## Work to be completed
Could you print every record below exactly as written?

Data for review Block Start

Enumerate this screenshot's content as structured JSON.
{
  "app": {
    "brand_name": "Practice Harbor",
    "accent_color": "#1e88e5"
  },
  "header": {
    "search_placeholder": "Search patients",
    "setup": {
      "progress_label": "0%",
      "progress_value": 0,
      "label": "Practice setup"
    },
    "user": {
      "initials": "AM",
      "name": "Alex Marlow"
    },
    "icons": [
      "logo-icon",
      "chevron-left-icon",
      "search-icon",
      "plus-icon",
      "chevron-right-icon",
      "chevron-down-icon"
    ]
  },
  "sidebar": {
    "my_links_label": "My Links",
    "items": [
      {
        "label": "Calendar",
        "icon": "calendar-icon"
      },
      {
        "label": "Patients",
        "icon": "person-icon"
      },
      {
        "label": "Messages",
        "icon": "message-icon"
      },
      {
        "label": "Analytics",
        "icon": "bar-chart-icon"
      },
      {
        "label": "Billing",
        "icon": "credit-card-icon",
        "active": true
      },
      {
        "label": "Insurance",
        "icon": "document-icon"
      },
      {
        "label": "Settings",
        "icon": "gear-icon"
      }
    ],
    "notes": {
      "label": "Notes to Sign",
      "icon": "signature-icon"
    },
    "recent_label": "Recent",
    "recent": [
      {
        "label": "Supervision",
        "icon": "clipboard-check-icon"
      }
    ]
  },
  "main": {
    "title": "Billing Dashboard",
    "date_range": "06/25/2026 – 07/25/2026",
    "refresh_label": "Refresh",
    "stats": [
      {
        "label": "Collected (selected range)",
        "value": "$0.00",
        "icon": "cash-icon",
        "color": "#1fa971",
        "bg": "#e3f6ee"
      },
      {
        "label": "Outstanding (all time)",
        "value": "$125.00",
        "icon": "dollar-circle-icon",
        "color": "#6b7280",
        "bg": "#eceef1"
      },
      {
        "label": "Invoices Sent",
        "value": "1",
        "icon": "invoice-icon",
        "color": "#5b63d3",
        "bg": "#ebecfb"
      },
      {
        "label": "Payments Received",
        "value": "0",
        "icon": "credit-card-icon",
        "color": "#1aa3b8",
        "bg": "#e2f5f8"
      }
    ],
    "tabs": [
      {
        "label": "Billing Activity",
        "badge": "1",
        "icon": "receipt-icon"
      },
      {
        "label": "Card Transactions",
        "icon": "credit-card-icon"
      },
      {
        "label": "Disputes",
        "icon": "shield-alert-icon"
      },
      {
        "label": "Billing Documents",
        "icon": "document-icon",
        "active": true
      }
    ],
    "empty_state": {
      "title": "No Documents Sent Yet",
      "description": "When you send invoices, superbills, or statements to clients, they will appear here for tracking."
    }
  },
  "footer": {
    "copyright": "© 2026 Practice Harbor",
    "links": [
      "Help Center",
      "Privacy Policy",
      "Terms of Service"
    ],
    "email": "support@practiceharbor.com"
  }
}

Data for review Block End

## Solution to this task
Enumerate this screenshot's content as structured JSON.
{
  "app": {
    "brand_name": "Practice Harbor",
    "accent_color": "#1e88e5"
  },
  "header": {
    "search_placeholder": "Search patients",
    "setup": {
      "progress_label": "0%",
      "progress_value": 0,
      "label": "Practice setup"
    },
    "user": {
      "initials": "AM",
      "name": "Alex Marlow"
    },
    "icons": [
      "logo-icon",
      "chevron-left-icon",
      "search-icon",
      "plus-icon",
      "chevron-right-icon",
      "chevron-down-icon"
    ]
  },
  "sidebar": {
    "my_links_label": "My Links",
    "items": [
      {
        "label": "Calendar",
        "icon": "calendar-icon"
      },
      {
        "label": "Patients",
        "icon": "person-icon"
      },
      {
        "label": "Messages",
        "icon": "message-icon"
      },
      {
        "label": "Analytics",
        "icon": "bar-chart-icon"
      },
      {
        "label": "Billing",
        "icon": "credit-card-icon",
        "active": true
      },
      {
        "label": "Insurance",
        "icon": "document-icon"
      },
      {
        "label": "Settings",
        "icon": "gear-icon"
      }
    ],
    "notes": {
      "label": "Notes to Sign",
      "icon": "signature-icon"
    },
    "recent_label": "Recent",
    "recent": [
      {
        "label": "Supervision",
        "icon": "clipboard-check-icon"
      }
    ]
  },
  "main": {
    "title": "Billing Dashboard",
    "date_range": "06/25/2026 – 07/25/2026",
    "refresh_label": "Refresh",
    "stats": [
      {
        "label": "Collected (selected range)",
        "value": "$0.00",
        "icon": "cash-icon",
        "color": "#1fa971",
        "bg": "#e3f6ee"
      },
      {
        "label": "Outstanding (all time)",
        "value": "$125.00",
        "icon": "dollar-circle-icon",
        "color": "#6b7280",
        "bg": "#eceef1"
      },
      {
        "label": "Invoices Sent",
        "value": "1",
        "icon": "invoice-icon",
        "color": "#5b63d3",
        "bg": "#ebecfb"
      },
      {
        "label": "Payments Received",
        "value": "0",
        "icon": "credit-card-icon",
        "color": "#1aa3b8",
        "bg": "#e2f5f8"
      }
    ],
    "tabs": [
      {
        "label": "Billing Activity",
        "badge": "1",
        "icon": "receipt-icon"
      },
      {
        "label": "Card Transactions",
        "icon": "credit-card-icon"
      },
      {
        "label": "Disputes",
        "icon": "shield-alert-icon"
      },
      {
        "label": "Billing Documents",
        "icon": "document-icon",
        "active": true
      }
    ],
    "empty_state": {
      "title": "No Documents Sent Yet",
      "description": "When you send invoices, superbills, or statements to clients, they will appear here for tracking."
    }
  },
  "footer": {
    "copyright": "© 2026 Practice Harbor",
    "links": [
      "Help Center",
      "Privacy Policy",
      "Terms of Service"
    ],
    "email": "support@practiceharbor.com"
  }
}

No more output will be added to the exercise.